[Description of the task]: Would you transcribe the listing that follows, character for character, and omit its images?

[Material shown]:

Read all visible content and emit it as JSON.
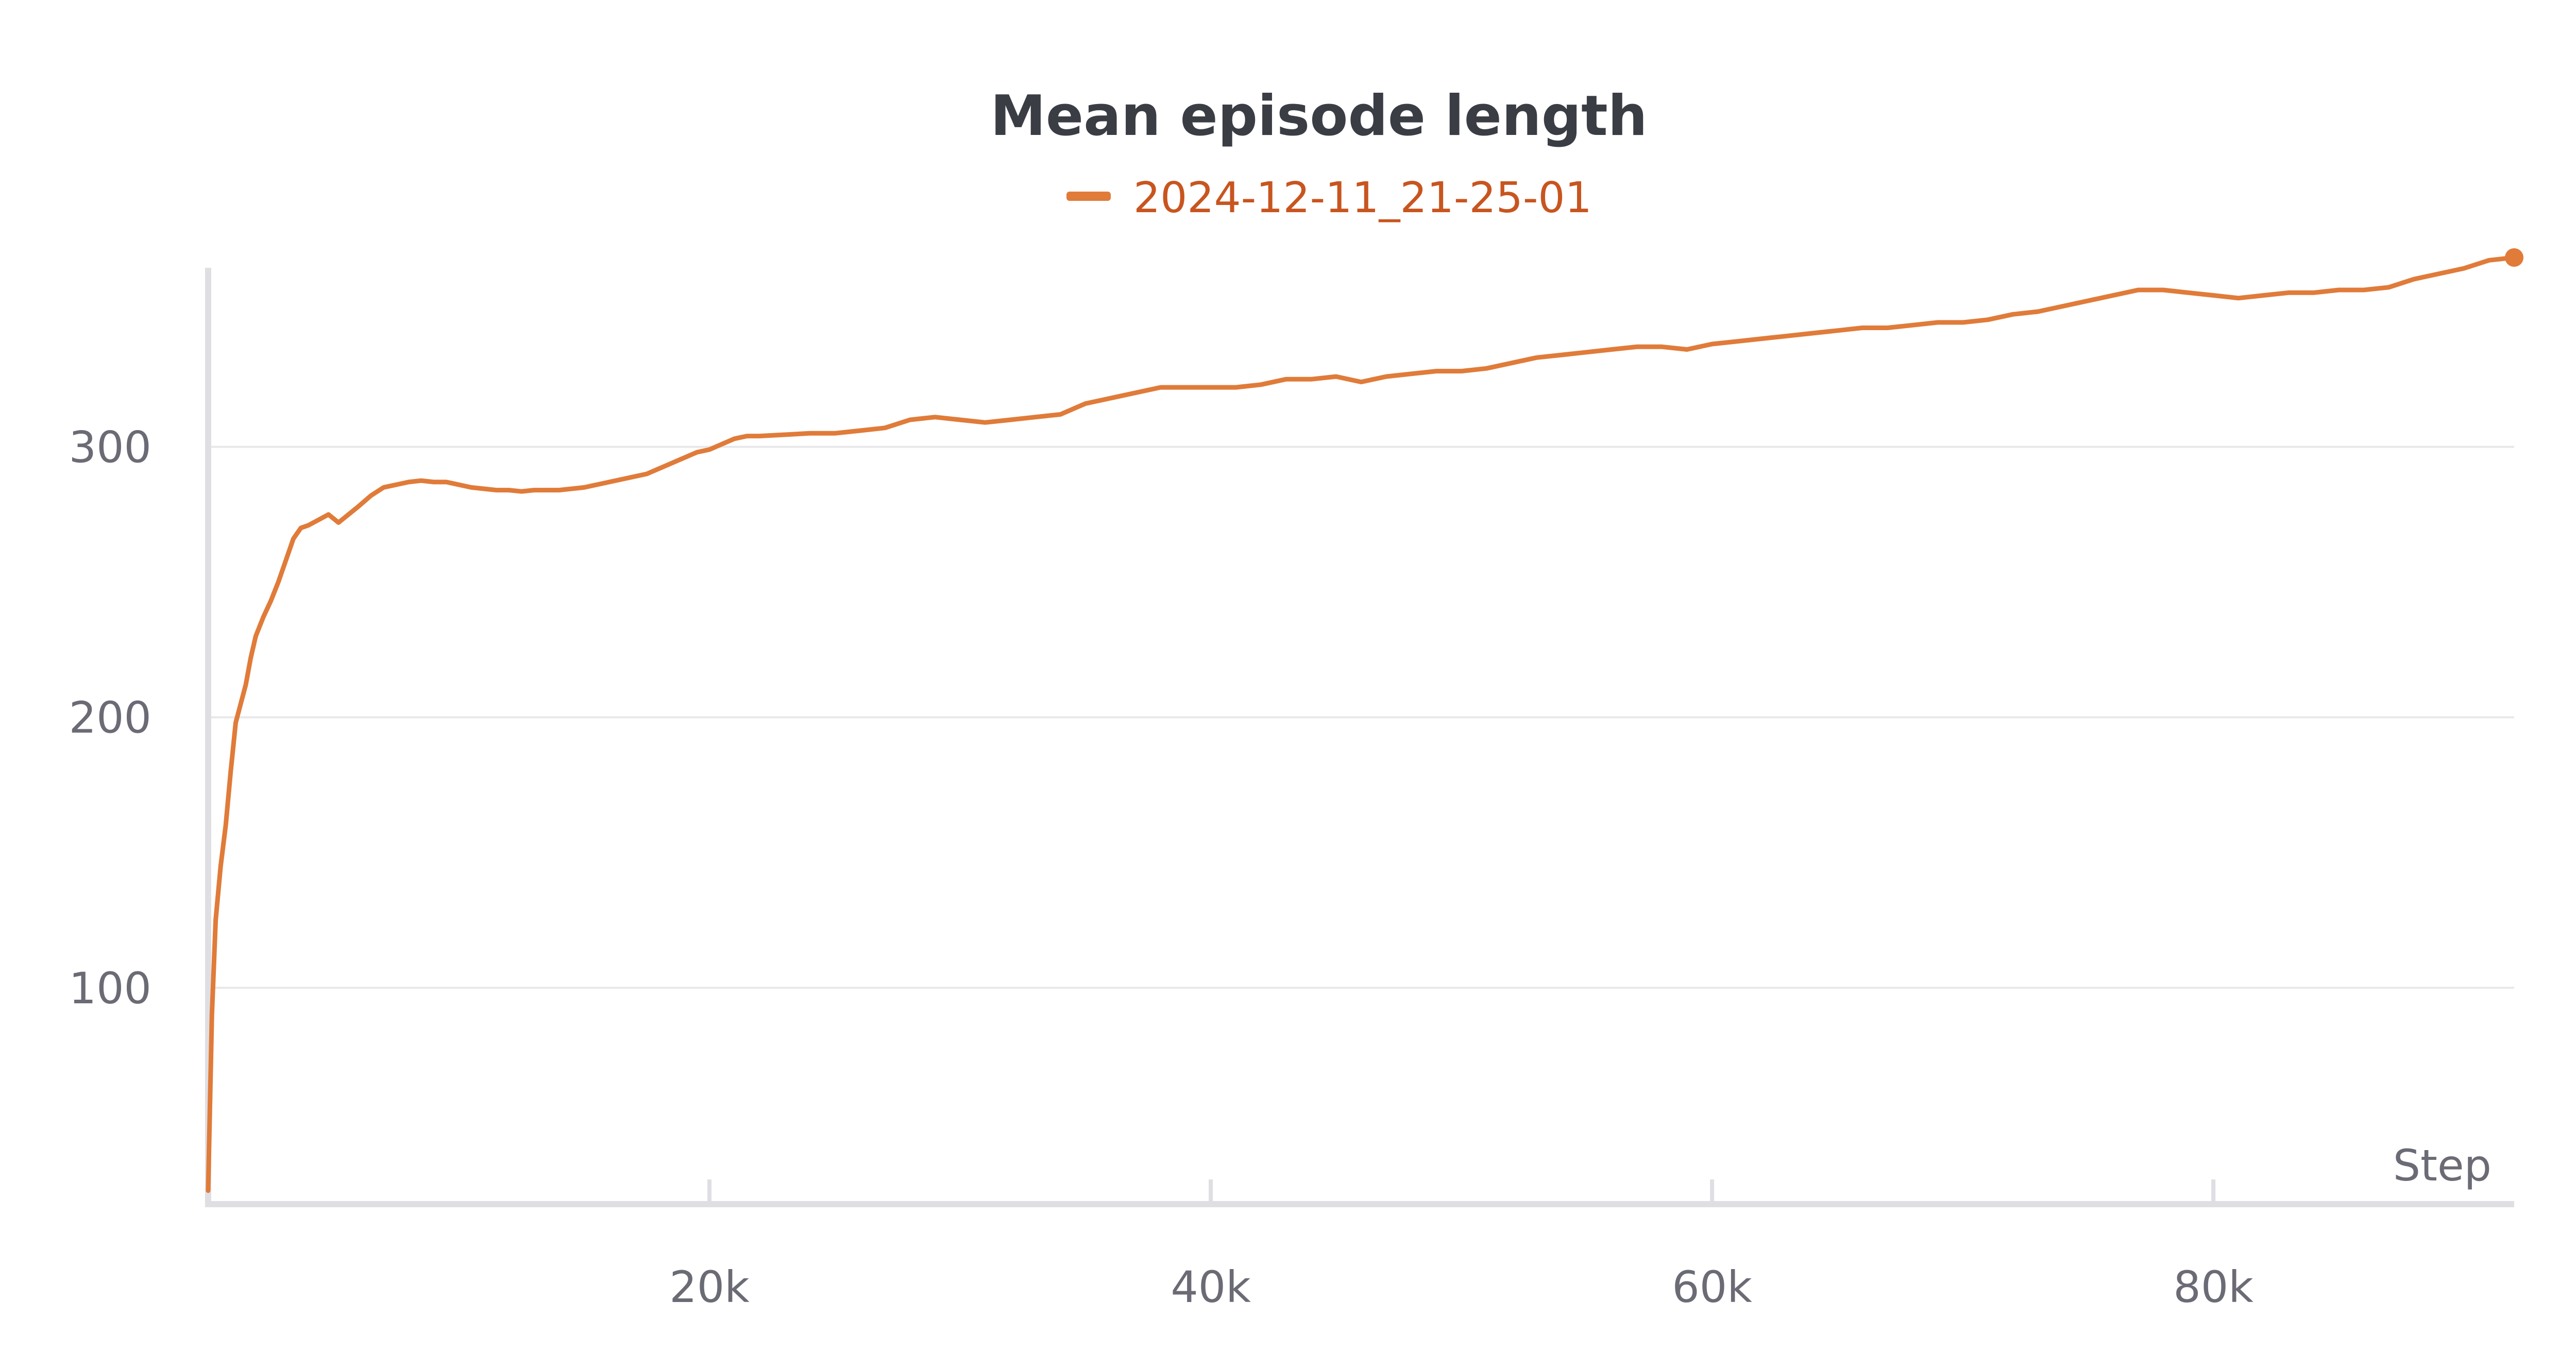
{
  "chart_data": {
    "type": "line",
    "title": "Mean episode length",
    "xlabel": "Step",
    "ylabel": "",
    "xlim": [
      0,
      92000
    ],
    "ylim": [
      20,
      370
    ],
    "x_ticks": [
      {
        "value": 20000,
        "label": "20k"
      },
      {
        "value": 40000,
        "label": "40k"
      },
      {
        "value": 60000,
        "label": "60k"
      },
      {
        "value": 80000,
        "label": "80k"
      }
    ],
    "y_ticks": [
      {
        "value": 100,
        "label": "100"
      },
      {
        "value": 200,
        "label": "200"
      },
      {
        "value": 300,
        "label": "300"
      }
    ],
    "grid": "horizontal",
    "legend_position": "top-center",
    "series": [
      {
        "name": "2024-12-11_21-25-01",
        "color": "#e07b39",
        "legend_text_color": "#c8551f",
        "end_marker": true,
        "points": [
          [
            0,
            25
          ],
          [
            150,
            90
          ],
          [
            300,
            125
          ],
          [
            500,
            145
          ],
          [
            700,
            160
          ],
          [
            900,
            180
          ],
          [
            1100,
            198
          ],
          [
            1300,
            205
          ],
          [
            1500,
            212
          ],
          [
            1700,
            222
          ],
          [
            1900,
            230
          ],
          [
            2200,
            237
          ],
          [
            2500,
            243
          ],
          [
            2800,
            250
          ],
          [
            3100,
            258
          ],
          [
            3400,
            266
          ],
          [
            3700,
            270
          ],
          [
            4000,
            271
          ],
          [
            4400,
            273
          ],
          [
            4800,
            275
          ],
          [
            5200,
            272
          ],
          [
            5600,
            275
          ],
          [
            6000,
            278
          ],
          [
            6500,
            282
          ],
          [
            7000,
            285
          ],
          [
            7500,
            286
          ],
          [
            8000,
            287
          ],
          [
            8500,
            287.5
          ],
          [
            9000,
            287
          ],
          [
            9500,
            287
          ],
          [
            10000,
            286
          ],
          [
            10500,
            285
          ],
          [
            11000,
            284.5
          ],
          [
            11500,
            284
          ],
          [
            12000,
            284
          ],
          [
            12500,
            283.5
          ],
          [
            13000,
            284
          ],
          [
            13500,
            284
          ],
          [
            14000,
            284
          ],
          [
            14500,
            284.5
          ],
          [
            15000,
            285
          ],
          [
            15500,
            286
          ],
          [
            16000,
            287
          ],
          [
            16500,
            288
          ],
          [
            17000,
            289
          ],
          [
            17500,
            290
          ],
          [
            18000,
            292
          ],
          [
            18500,
            294
          ],
          [
            19000,
            296
          ],
          [
            19500,
            298
          ],
          [
            20000,
            299
          ],
          [
            20500,
            301
          ],
          [
            21000,
            303
          ],
          [
            21500,
            304
          ],
          [
            22000,
            304
          ],
          [
            23000,
            304.5
          ],
          [
            24000,
            305
          ],
          [
            25000,
            305
          ],
          [
            26000,
            306
          ],
          [
            27000,
            307
          ],
          [
            28000,
            310
          ],
          [
            29000,
            311
          ],
          [
            30000,
            310
          ],
          [
            31000,
            309
          ],
          [
            32000,
            310
          ],
          [
            33000,
            311
          ],
          [
            34000,
            312
          ],
          [
            35000,
            316
          ],
          [
            36000,
            318
          ],
          [
            37000,
            320
          ],
          [
            38000,
            322
          ],
          [
            39000,
            322
          ],
          [
            40000,
            322
          ],
          [
            41000,
            322
          ],
          [
            42000,
            323
          ],
          [
            43000,
            325
          ],
          [
            44000,
            325
          ],
          [
            45000,
            326
          ],
          [
            46000,
            324
          ],
          [
            47000,
            326
          ],
          [
            48000,
            327
          ],
          [
            49000,
            328
          ],
          [
            50000,
            328
          ],
          [
            51000,
            329
          ],
          [
            52000,
            331
          ],
          [
            53000,
            333
          ],
          [
            54000,
            334
          ],
          [
            55000,
            335
          ],
          [
            56000,
            336
          ],
          [
            57000,
            337
          ],
          [
            58000,
            337
          ],
          [
            59000,
            336
          ],
          [
            60000,
            338
          ],
          [
            61000,
            339
          ],
          [
            62000,
            340
          ],
          [
            63000,
            341
          ],
          [
            64000,
            342
          ],
          [
            65000,
            343
          ],
          [
            66000,
            344
          ],
          [
            67000,
            344
          ],
          [
            68000,
            345
          ],
          [
            69000,
            346
          ],
          [
            70000,
            346
          ],
          [
            71000,
            347
          ],
          [
            72000,
            349
          ],
          [
            73000,
            350
          ],
          [
            74000,
            352
          ],
          [
            75000,
            354
          ],
          [
            76000,
            356
          ],
          [
            77000,
            358
          ],
          [
            78000,
            358
          ],
          [
            79000,
            357
          ],
          [
            80000,
            356
          ],
          [
            81000,
            355
          ],
          [
            82000,
            356
          ],
          [
            83000,
            357
          ],
          [
            84000,
            357
          ],
          [
            85000,
            358
          ],
          [
            86000,
            358
          ],
          [
            87000,
            359
          ],
          [
            88000,
            362
          ],
          [
            89000,
            364
          ],
          [
            90000,
            366
          ],
          [
            91000,
            369
          ],
          [
            92000,
            370
          ]
        ]
      }
    ]
  }
}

[Answer for the task]:
Read all visible content and emit it as JSON.
{
  "chart_data": {
    "type": "line",
    "title": "Mean episode length",
    "xlabel": "Step",
    "ylabel": "",
    "xlim": [
      0,
      92000
    ],
    "ylim": [
      20,
      370
    ],
    "x_ticks": [
      {
        "value": 20000,
        "label": "20k"
      },
      {
        "value": 40000,
        "label": "40k"
      },
      {
        "value": 60000,
        "label": "60k"
      },
      {
        "value": 80000,
        "label": "80k"
      }
    ],
    "y_ticks": [
      {
        "value": 100,
        "label": "100"
      },
      {
        "value": 200,
        "label": "200"
      },
      {
        "value": 300,
        "label": "300"
      }
    ],
    "grid": "horizontal",
    "legend_position": "top-center",
    "series": [
      {
        "name": "2024-12-11_21-25-01",
        "color": "#e07b39",
        "legend_text_color": "#c8551f",
        "end_marker": true,
        "points": [
          [
            0,
            25
          ],
          [
            150,
            90
          ],
          [
            300,
            125
          ],
          [
            500,
            145
          ],
          [
            700,
            160
          ],
          [
            900,
            180
          ],
          [
            1100,
            198
          ],
          [
            1300,
            205
          ],
          [
            1500,
            212
          ],
          [
            1700,
            222
          ],
          [
            1900,
            230
          ],
          [
            2200,
            237
          ],
          [
            2500,
            243
          ],
          [
            2800,
            250
          ],
          [
            3100,
            258
          ],
          [
            3400,
            266
          ],
          [
            3700,
            270
          ],
          [
            4000,
            271
          ],
          [
            4400,
            273
          ],
          [
            4800,
            275
          ],
          [
            5200,
            272
          ],
          [
            5600,
            275
          ],
          [
            6000,
            278
          ],
          [
            6500,
            282
          ],
          [
            7000,
            285
          ],
          [
            7500,
            286
          ],
          [
            8000,
            287
          ],
          [
            8500,
            287.5
          ],
          [
            9000,
            287
          ],
          [
            9500,
            287
          ],
          [
            10000,
            286
          ],
          [
            10500,
            285
          ],
          [
            11000,
            284.5
          ],
          [
            11500,
            284
          ],
          [
            12000,
            284
          ],
          [
            12500,
            283.5
          ],
          [
            13000,
            284
          ],
          [
            13500,
            284
          ],
          [
            14000,
            284
          ],
          [
            14500,
            284.5
          ],
          [
            15000,
            285
          ],
          [
            15500,
            286
          ],
          [
            16000,
            287
          ],
          [
            16500,
            288
          ],
          [
            17000,
            289
          ],
          [
            17500,
            290
          ],
          [
            18000,
            292
          ],
          [
            18500,
            294
          ],
          [
            19000,
            296
          ],
          [
            19500,
            298
          ],
          [
            20000,
            299
          ],
          [
            20500,
            301
          ],
          [
            21000,
            303
          ],
          [
            21500,
            304
          ],
          [
            22000,
            304
          ],
          [
            23000,
            304.5
          ],
          [
            24000,
            305
          ],
          [
            25000,
            305
          ],
          [
            26000,
            306
          ],
          [
            27000,
            307
          ],
          [
            28000,
            310
          ],
          [
            29000,
            311
          ],
          [
            30000,
            310
          ],
          [
            31000,
            309
          ],
          [
            32000,
            310
          ],
          [
            33000,
            311
          ],
          [
            34000,
            312
          ],
          [
            35000,
            316
          ],
          [
            36000,
            318
          ],
          [
            37000,
            320
          ],
          [
            38000,
            322
          ],
          [
            39000,
            322
          ],
          [
            40000,
            322
          ],
          [
            41000,
            322
          ],
          [
            42000,
            323
          ],
          [
            43000,
            325
          ],
          [
            44000,
            325
          ],
          [
            45000,
            326
          ],
          [
            46000,
            324
          ],
          [
            47000,
            326
          ],
          [
            48000,
            327
          ],
          [
            49000,
            328
          ],
          [
            50000,
            328
          ],
          [
            51000,
            329
          ],
          [
            52000,
            331
          ],
          [
            53000,
            333
          ],
          [
            54000,
            334
          ],
          [
            55000,
            335
          ],
          [
            56000,
            336
          ],
          [
            57000,
            337
          ],
          [
            58000,
            337
          ],
          [
            59000,
            336
          ],
          [
            60000,
            338
          ],
          [
            61000,
            339
          ],
          [
            62000,
            340
          ],
          [
            63000,
            341
          ],
          [
            64000,
            342
          ],
          [
            65000,
            343
          ],
          [
            66000,
            344
          ],
          [
            67000,
            344
          ],
          [
            68000,
            345
          ],
          [
            69000,
            346
          ],
          [
            70000,
            346
          ],
          [
            71000,
            347
          ],
          [
            72000,
            349
          ],
          [
            73000,
            350
          ],
          [
            74000,
            352
          ],
          [
            75000,
            354
          ],
          [
            76000,
            356
          ],
          [
            77000,
            358
          ],
          [
            78000,
            358
          ],
          [
            79000,
            357
          ],
          [
            80000,
            356
          ],
          [
            81000,
            355
          ],
          [
            82000,
            356
          ],
          [
            83000,
            357
          ],
          [
            84000,
            357
          ],
          [
            85000,
            358
          ],
          [
            86000,
            358
          ],
          [
            87000,
            359
          ],
          [
            88000,
            362
          ],
          [
            89000,
            364
          ],
          [
            90000,
            366
          ],
          [
            91000,
            369
          ],
          [
            92000,
            370
          ]
        ]
      }
    ]
  }
}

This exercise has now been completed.